Among the lines listed below, count those that include the string "color", and state only the count.

— Start EXCERPTED DATA —

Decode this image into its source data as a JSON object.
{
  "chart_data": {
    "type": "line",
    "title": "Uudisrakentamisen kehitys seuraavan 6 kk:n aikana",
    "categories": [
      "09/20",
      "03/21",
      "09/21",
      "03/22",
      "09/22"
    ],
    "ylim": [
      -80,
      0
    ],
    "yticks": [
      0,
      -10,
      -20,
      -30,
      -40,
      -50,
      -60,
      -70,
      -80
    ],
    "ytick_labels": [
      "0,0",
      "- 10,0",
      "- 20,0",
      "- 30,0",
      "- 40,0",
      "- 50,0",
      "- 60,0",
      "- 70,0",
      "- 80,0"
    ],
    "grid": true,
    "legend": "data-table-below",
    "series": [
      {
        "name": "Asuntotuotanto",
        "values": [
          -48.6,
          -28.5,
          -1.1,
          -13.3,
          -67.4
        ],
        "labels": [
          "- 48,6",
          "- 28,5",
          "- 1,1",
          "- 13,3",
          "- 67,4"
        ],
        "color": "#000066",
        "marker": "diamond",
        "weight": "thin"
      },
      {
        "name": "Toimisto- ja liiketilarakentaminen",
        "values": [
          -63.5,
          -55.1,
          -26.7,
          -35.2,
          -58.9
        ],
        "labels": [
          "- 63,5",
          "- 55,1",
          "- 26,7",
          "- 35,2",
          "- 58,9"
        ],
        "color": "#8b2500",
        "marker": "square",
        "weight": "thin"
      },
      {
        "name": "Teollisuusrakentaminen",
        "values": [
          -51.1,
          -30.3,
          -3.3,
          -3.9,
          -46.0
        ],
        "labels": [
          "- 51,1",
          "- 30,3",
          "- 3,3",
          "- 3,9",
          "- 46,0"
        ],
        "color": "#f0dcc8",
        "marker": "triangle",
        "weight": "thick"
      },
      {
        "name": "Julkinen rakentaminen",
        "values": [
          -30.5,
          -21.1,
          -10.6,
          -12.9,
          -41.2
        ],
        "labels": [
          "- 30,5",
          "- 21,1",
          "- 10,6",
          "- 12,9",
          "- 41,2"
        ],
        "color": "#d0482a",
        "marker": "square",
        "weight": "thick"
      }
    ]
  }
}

— End EXCERPTED DATA —

SOLUTION FOR THIS TASK: 4